[start of Given data]
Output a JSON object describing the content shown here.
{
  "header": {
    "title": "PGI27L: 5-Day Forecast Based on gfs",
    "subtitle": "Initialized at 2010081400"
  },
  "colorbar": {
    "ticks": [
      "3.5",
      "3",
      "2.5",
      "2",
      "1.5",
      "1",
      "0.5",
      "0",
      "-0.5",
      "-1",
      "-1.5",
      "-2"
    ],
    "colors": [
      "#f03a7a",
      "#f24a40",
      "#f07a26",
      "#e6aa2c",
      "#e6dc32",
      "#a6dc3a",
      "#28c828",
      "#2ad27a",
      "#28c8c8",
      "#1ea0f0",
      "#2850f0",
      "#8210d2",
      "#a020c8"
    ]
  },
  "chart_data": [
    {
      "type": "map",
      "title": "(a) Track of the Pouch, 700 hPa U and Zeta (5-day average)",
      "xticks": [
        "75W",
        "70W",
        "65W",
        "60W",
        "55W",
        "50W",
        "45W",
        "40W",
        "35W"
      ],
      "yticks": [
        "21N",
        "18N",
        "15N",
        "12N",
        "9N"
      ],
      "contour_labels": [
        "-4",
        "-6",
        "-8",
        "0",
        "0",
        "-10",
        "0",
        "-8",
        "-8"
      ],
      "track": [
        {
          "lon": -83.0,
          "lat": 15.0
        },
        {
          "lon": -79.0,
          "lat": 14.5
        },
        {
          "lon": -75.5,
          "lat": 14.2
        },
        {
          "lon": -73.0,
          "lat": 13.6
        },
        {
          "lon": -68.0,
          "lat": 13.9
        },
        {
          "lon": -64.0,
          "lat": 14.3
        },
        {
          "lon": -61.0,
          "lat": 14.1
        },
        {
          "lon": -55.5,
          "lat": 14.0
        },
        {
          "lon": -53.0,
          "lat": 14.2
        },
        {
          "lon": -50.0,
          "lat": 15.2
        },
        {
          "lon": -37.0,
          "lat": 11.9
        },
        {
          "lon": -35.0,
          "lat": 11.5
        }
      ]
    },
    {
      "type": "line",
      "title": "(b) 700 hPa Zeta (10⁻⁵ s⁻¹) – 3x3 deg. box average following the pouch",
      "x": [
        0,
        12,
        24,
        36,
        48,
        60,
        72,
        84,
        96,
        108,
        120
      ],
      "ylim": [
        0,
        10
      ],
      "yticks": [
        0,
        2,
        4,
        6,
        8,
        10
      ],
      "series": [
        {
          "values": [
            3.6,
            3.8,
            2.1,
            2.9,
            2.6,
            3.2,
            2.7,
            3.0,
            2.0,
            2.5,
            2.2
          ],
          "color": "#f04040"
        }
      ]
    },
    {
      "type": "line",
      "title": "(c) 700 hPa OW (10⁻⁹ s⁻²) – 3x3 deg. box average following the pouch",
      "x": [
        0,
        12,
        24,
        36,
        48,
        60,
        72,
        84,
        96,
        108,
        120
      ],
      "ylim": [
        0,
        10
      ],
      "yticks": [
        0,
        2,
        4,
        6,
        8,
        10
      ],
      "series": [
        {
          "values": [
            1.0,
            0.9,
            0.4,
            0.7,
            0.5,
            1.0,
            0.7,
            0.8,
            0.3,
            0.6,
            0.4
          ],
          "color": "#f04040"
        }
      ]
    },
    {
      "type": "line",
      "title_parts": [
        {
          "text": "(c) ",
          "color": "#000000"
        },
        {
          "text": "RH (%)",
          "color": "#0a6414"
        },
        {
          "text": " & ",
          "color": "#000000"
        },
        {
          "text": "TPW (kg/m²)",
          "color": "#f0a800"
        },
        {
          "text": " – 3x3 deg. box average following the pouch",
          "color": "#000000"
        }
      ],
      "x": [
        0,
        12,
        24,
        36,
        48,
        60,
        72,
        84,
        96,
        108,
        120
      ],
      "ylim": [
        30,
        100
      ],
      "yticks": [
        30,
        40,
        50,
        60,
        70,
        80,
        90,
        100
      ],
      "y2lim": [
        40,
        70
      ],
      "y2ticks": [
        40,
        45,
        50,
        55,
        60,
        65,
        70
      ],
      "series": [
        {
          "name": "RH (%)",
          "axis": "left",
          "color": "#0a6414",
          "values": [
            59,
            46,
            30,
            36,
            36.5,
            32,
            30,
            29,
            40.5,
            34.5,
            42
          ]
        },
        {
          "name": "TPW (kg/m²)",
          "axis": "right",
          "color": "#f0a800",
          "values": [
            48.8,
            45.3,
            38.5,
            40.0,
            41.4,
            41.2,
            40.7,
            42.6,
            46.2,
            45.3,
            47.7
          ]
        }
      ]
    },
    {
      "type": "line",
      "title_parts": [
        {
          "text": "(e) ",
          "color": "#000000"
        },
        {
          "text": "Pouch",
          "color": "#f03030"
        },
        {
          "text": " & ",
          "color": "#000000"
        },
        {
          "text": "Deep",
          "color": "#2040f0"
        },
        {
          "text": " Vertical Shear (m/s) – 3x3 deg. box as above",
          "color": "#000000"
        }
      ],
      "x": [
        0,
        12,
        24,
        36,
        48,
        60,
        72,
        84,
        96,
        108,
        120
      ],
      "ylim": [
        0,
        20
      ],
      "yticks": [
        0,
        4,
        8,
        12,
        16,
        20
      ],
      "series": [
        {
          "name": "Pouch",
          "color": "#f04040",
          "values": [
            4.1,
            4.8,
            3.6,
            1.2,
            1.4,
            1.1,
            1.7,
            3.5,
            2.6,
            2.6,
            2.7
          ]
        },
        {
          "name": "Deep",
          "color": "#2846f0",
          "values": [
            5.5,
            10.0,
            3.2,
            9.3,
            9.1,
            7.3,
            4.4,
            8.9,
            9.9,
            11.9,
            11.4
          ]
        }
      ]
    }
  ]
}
[end of Given data]
• **Work to do**: Set down the entries verbatim, leaving none out.

• **Solution for this exercise**:
Output a JSON object describing the content shown here.
{
  "header": {
    "title": "PGI27L: 5-Day Forecast Based on gfs",
    "subtitle": "Initialized at 2010081400"
  },
  "colorbar": {
    "ticks": [
      "3.5",
      "3",
      "2.5",
      "2",
      "1.5",
      "1",
      "0.5",
      "0",
      "-0.5",
      "-1",
      "-1.5",
      "-2"
    ],
    "colors": [
      "#f03a7a",
      "#f24a40",
      "#f07a26",
      "#e6aa2c",
      "#e6dc32",
      "#a6dc3a",
      "#28c828",
      "#2ad27a",
      "#28c8c8",
      "#1ea0f0",
      "#2850f0",
      "#8210d2",
      "#a020c8"
    ]
  },
  "chart_data": [
    {
      "type": "map",
      "title": "(a) Track of the Pouch, 700 hPa U and Zeta (5-day average)",
      "xticks": [
        "75W",
        "70W",
        "65W",
        "60W",
        "55W",
        "50W",
        "45W",
        "40W",
        "35W"
      ],
      "yticks": [
        "21N",
        "18N",
        "15N",
        "12N",
        "9N"
      ],
      "contour_labels": [
        "-4",
        "-6",
        "-8",
        "0",
        "0",
        "-10",
        "0",
        "-8",
        "-8"
      ],
      "track": [
        {
          "lon": -83.0,
          "lat": 15.0
        },
        {
          "lon": -79.0,
          "lat": 14.5
        },
        {
          "lon": -75.5,
          "lat": 14.2
        },
        {
          "lon": -73.0,
          "lat": 13.6
        },
        {
          "lon": -68.0,
          "lat": 13.9
        },
        {
          "lon": -64.0,
          "lat": 14.3
        },
        {
          "lon": -61.0,
          "lat": 14.1
        },
        {
          "lon": -55.5,
          "lat": 14.0
        },
        {
          "lon": -53.0,
          "lat": 14.2
        },
        {
          "lon": -50.0,
          "lat": 15.2
        },
        {
          "lon": -37.0,
          "lat": 11.9
        },
        {
          "lon": -35.0,
          "lat": 11.5
        }
      ]
    },
    {
      "type": "line",
      "title": "(b) 700 hPa Zeta (10⁻⁵ s⁻¹) – 3x3 deg. box average following the pouch",
      "x": [
        0,
        12,
        24,
        36,
        48,
        60,
        72,
        84,
        96,
        108,
        120
      ],
      "ylim": [
        0,
        10
      ],
      "yticks": [
        0,
        2,
        4,
        6,
        8,
        10
      ],
      "series": [
        {
          "values": [
            3.6,
            3.8,
            2.1,
            2.9,
            2.6,
            3.2,
            2.7,
            3.0,
            2.0,
            2.5,
            2.2
          ],
          "color": "#f04040"
        }
      ]
    },
    {
      "type": "line",
      "title": "(c) 700 hPa OW (10⁻⁹ s⁻²) – 3x3 deg. box average following the pouch",
      "x": [
        0,
        12,
        24,
        36,
        48,
        60,
        72,
        84,
        96,
        108,
        120
      ],
      "ylim": [
        0,
        10
      ],
      "yticks": [
        0,
        2,
        4,
        6,
        8,
        10
      ],
      "series": [
        {
          "values": [
            1.0,
            0.9,
            0.4,
            0.7,
            0.5,
            1.0,
            0.7,
            0.8,
            0.3,
            0.6,
            0.4
          ],
          "color": "#f04040"
        }
      ]
    },
    {
      "type": "line",
      "title_parts": [
        {
          "text": "(c) ",
          "color": "#000000"
        },
        {
          "text": "RH (%)",
          "color": "#0a6414"
        },
        {
          "text": " & ",
          "color": "#000000"
        },
        {
          "text": "TPW (kg/m²)",
          "color": "#f0a800"
        },
        {
          "text": " – 3x3 deg. box average following the pouch",
          "color": "#000000"
        }
      ],
      "x": [
        0,
        12,
        24,
        36,
        48,
        60,
        72,
        84,
        96,
        108,
        120
      ],
      "ylim": [
        30,
        100
      ],
      "yticks": [
        30,
        40,
        50,
        60,
        70,
        80,
        90,
        100
      ],
      "y2lim": [
        40,
        70
      ],
      "y2ticks": [
        40,
        45,
        50,
        55,
        60,
        65,
        70
      ],
      "series": [
        {
          "name": "RH (%)",
          "axis": "left",
          "color": "#0a6414",
          "values": [
            59,
            46,
            30,
            36,
            36.5,
            32,
            30,
            29,
            40.5,
            34.5,
            42
          ]
        },
        {
          "name": "TPW (kg/m²)",
          "axis": "right",
          "color": "#f0a800",
          "values": [
            48.8,
            45.3,
            38.5,
            40.0,
            41.4,
            41.2,
            40.7,
            42.6,
            46.2,
            45.3,
            47.7
          ]
        }
      ]
    },
    {
      "type": "line",
      "title_parts": [
        {
          "text": "(e) ",
          "color": "#000000"
        },
        {
          "text": "Pouch",
          "color": "#f03030"
        },
        {
          "text": " & ",
          "color": "#000000"
        },
        {
          "text": "Deep",
          "color": "#2040f0"
        },
        {
          "text": " Vertical Shear (m/s) – 3x3 deg. box as above",
          "color": "#000000"
        }
      ],
      "x": [
        0,
        12,
        24,
        36,
        48,
        60,
        72,
        84,
        96,
        108,
        120
      ],
      "ylim": [
        0,
        20
      ],
      "yticks": [
        0,
        4,
        8,
        12,
        16,
        20
      ],
      "series": [
        {
          "name": "Pouch",
          "color": "#f04040",
          "values": [
            4.1,
            4.8,
            3.6,
            1.2,
            1.4,
            1.1,
            1.7,
            3.5,
            2.6,
            2.6,
            2.7
          ]
        },
        {
          "name": "Deep",
          "color": "#2846f0",
          "values": [
            5.5,
            10.0,
            3.2,
            9.3,
            9.1,
            7.3,
            4.4,
            8.9,
            9.9,
            11.9,
            11.4
          ]
        }
      ]
    }
  ]
}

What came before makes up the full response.